**WHAT THE TASK ASKS**
Quote all of the entries word for word.

[Data extracted from a collection]

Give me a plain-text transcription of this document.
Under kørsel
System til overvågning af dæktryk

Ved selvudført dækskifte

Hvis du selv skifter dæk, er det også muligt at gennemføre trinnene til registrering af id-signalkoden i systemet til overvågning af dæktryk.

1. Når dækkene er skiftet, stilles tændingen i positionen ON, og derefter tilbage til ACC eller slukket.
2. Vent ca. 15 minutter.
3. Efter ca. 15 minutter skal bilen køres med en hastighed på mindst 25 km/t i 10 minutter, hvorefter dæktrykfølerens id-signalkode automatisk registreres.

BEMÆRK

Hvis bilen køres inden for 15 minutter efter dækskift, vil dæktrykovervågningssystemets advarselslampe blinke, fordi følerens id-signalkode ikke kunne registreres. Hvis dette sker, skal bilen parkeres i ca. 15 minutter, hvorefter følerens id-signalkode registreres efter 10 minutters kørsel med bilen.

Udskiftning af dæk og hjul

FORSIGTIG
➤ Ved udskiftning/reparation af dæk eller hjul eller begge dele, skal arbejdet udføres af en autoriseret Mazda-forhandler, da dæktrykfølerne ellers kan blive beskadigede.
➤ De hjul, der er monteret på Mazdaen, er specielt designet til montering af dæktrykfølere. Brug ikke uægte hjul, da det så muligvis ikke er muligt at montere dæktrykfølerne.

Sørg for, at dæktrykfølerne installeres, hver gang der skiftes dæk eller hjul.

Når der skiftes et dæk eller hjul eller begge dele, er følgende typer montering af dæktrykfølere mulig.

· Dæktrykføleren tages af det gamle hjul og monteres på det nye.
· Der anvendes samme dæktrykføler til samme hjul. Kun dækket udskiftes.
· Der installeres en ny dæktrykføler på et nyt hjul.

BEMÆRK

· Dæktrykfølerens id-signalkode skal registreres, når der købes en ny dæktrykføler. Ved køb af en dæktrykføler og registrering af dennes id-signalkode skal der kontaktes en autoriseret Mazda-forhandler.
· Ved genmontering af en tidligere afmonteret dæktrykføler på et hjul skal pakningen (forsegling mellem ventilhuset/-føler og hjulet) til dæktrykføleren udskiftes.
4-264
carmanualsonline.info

**TASK OUTPUT**
Give me a plain-text transcription of this document.
Under kørsel
System til overvågning af dæktryk

Ved selvudført dækskifte

Hvis du selv skifter dæk, er det også muligt at gennemføre trinnene til registrering af id-signalkoden i systemet til overvågning af dæktryk.

1. Når dækkene er skiftet, stilles tændingen i positionen ON, og derefter tilbage til ACC eller slukket.
2. Vent ca. 15 minutter.
3. Efter ca. 15 minutter skal bilen køres med en hastighed på mindst 25 km/t i 10 minutter, hvorefter dæktrykfølerens id-signalkode automatisk registreres.

BEMÆRK

Hvis bilen køres inden for 15 minutter efter dækskift, vil dæktrykovervågningssystemets advarselslampe blinke, fordi følerens id-signalkode ikke kunne registreres. Hvis dette sker, skal bilen parkeres i ca. 15 minutter, hvorefter følerens id-signalkode registreres efter 10 minutters kørsel med bilen.

Udskiftning af dæk og hjul

FORSIGTIG
➤ Ved udskiftning/reparation af dæk eller hjul eller begge dele, skal arbejdet udføres af en autoriseret Mazda-forhandler, da dæktrykfølerne ellers kan blive beskadigede.
➤ De hjul, der er monteret på Mazdaen, er specielt designet til montering af dæktrykfølere. Brug ikke uægte hjul, da det så muligvis ikke er muligt at montere dæktrykfølerne.

Sørg for, at dæktrykfølerne installeres, hver gang der skiftes dæk eller hjul.

Når der skiftes et dæk eller hjul eller begge dele, er følgende typer montering af dæktrykfølere mulig.

· Dæktrykføleren tages af det gamle hjul og monteres på det nye.
· Der anvendes samme dæktrykføler til samme hjul. Kun dækket udskiftes.
· Der installeres en ny dæktrykføler på et nyt hjul.

BEMÆRK

· Dæktrykfølerens id-signalkode skal registreres, når der købes en ny dæktrykføler. Ved køb af en dæktrykføler og registrering af dennes id-signalkode skal der kontaktes en autoriseret Mazda-forhandler.
· Ved genmontering af en tidligere afmonteret dæktrykføler på et hjul skal pakningen (forsegling mellem ventilhuset/-føler og hjulet) til dæktrykføleren udskiftes.
4-264
carmanualsonline.info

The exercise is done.